Task objective:
What is the number of lines in the data that hold the string "rails"? Reply with that number only.

Stored data
============================================================
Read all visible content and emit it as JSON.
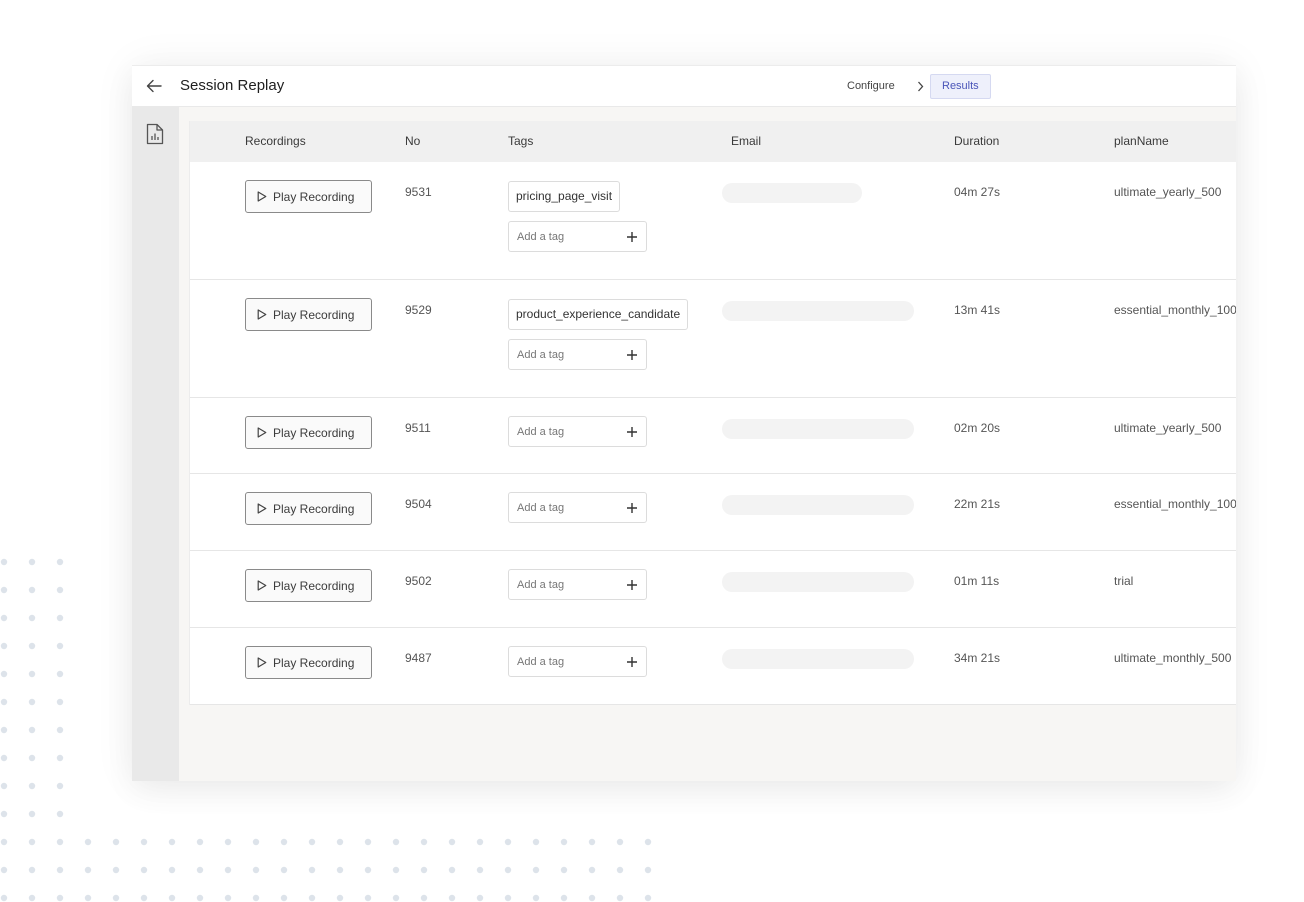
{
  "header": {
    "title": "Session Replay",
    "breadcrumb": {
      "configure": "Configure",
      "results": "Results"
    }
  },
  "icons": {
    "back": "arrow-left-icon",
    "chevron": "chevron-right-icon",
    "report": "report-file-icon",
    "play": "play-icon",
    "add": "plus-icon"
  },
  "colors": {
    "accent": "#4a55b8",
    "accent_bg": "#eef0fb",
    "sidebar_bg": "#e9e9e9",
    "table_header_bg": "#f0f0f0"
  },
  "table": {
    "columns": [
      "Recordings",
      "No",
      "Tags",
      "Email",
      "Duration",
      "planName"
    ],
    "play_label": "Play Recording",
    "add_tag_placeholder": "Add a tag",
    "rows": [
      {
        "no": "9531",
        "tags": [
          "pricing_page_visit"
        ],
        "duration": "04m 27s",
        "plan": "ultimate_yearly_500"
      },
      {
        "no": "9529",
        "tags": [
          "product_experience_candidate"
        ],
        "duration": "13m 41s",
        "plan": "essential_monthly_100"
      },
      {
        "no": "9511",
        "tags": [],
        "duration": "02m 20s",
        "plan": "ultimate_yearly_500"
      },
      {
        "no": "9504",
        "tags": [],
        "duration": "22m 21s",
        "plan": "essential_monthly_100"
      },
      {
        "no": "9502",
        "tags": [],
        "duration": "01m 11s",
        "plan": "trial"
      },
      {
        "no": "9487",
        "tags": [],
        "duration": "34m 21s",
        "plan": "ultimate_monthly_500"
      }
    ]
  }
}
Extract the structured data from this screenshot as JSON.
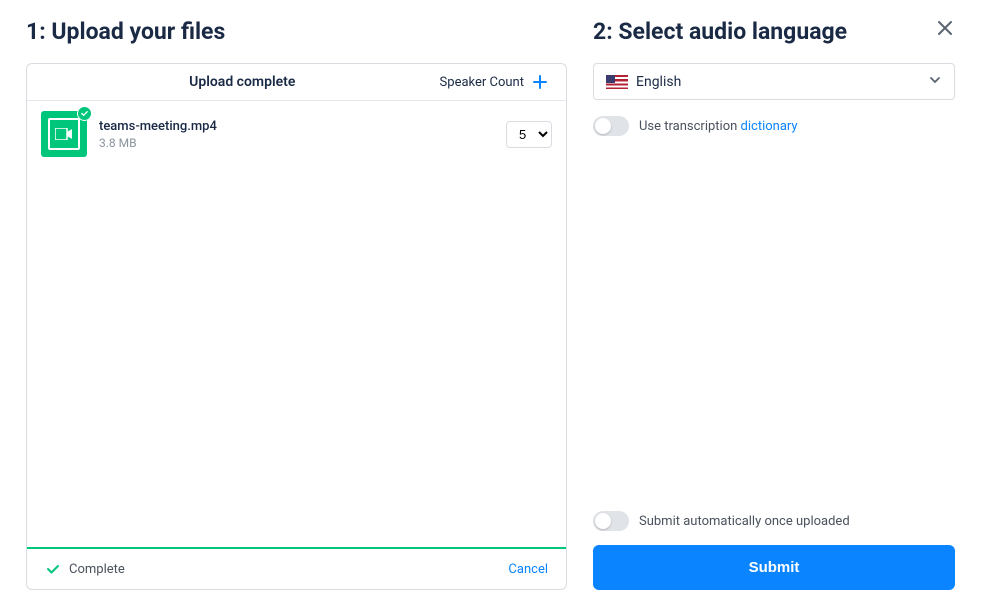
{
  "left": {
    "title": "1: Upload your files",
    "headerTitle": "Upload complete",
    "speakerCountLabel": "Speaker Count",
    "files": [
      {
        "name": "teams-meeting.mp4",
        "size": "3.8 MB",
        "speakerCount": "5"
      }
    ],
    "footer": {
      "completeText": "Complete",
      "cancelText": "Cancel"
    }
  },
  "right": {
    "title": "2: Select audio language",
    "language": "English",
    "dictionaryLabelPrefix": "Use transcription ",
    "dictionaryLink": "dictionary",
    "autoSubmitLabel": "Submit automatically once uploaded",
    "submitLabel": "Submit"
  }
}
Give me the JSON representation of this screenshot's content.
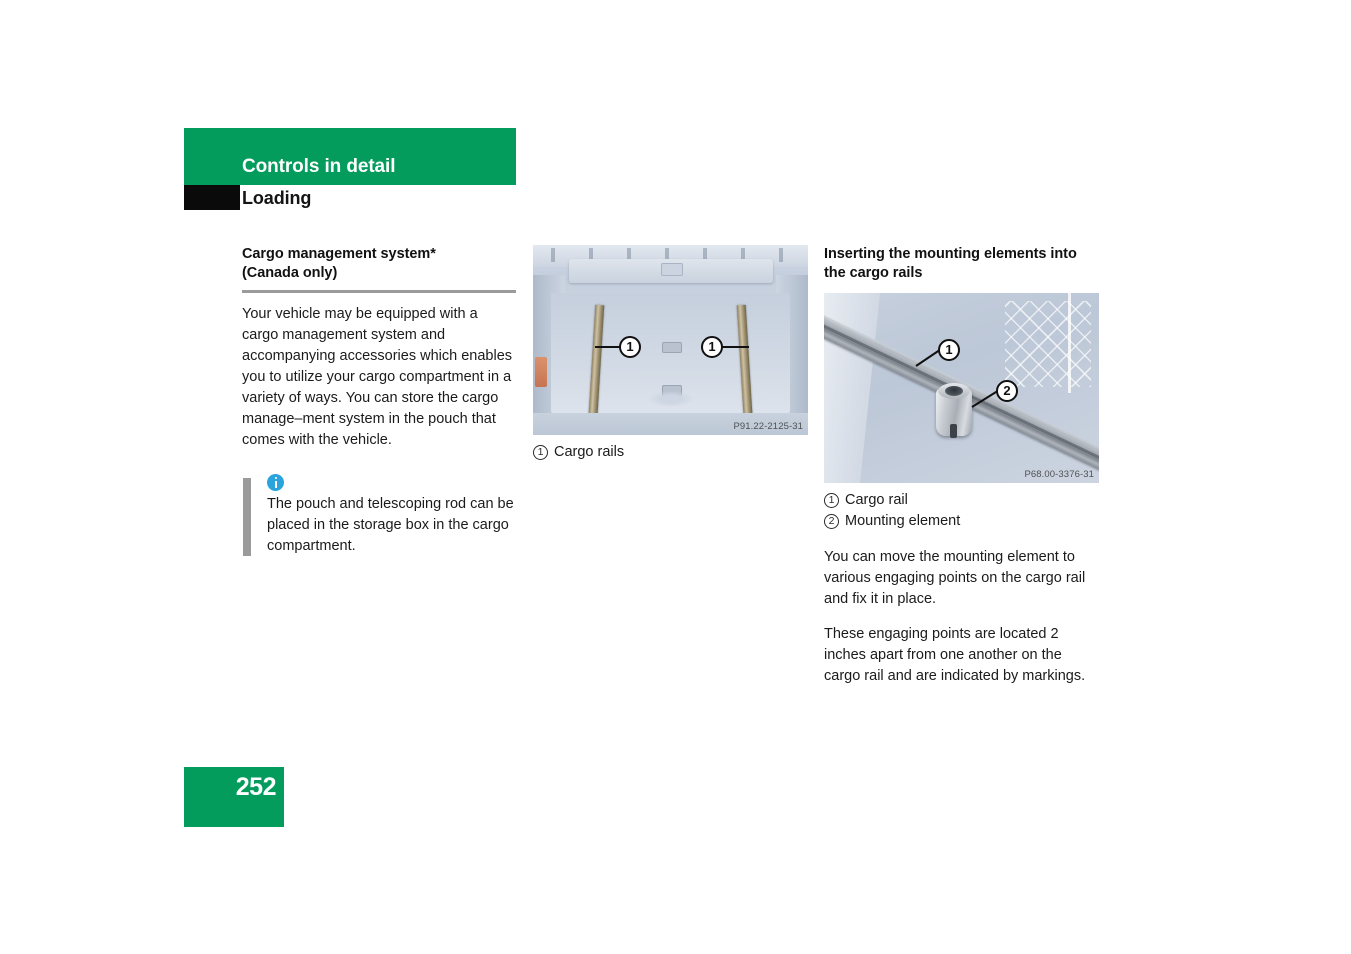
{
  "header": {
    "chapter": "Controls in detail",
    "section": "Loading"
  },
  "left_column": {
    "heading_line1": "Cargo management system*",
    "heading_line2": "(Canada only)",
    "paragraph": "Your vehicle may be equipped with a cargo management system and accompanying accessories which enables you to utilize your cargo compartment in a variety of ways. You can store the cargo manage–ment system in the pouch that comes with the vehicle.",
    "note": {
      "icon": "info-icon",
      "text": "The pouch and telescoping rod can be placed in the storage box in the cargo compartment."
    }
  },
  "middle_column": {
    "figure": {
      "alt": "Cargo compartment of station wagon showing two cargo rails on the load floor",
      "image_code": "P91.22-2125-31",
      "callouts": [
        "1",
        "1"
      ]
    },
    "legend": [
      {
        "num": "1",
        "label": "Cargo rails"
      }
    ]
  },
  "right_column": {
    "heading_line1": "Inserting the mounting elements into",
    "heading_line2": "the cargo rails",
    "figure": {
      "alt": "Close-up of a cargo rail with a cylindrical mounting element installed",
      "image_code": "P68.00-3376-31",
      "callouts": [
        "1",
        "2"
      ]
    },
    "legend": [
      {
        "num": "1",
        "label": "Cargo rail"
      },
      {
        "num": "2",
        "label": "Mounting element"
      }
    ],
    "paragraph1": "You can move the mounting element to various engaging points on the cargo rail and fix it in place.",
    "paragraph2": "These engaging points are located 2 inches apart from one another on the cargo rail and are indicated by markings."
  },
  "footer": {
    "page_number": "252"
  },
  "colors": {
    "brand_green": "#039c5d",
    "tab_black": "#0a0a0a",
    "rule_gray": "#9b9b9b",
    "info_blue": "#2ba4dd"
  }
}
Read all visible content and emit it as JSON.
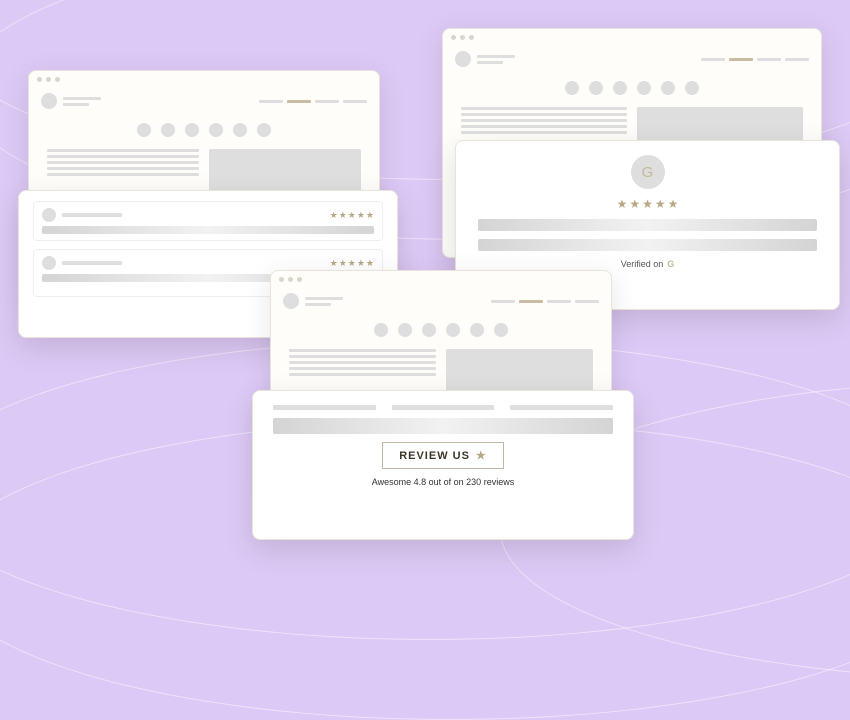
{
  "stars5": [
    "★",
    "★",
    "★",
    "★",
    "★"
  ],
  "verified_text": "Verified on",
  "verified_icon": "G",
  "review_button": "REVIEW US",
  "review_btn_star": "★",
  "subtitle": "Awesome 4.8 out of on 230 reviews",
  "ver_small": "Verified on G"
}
============================================================
Response to this task:
3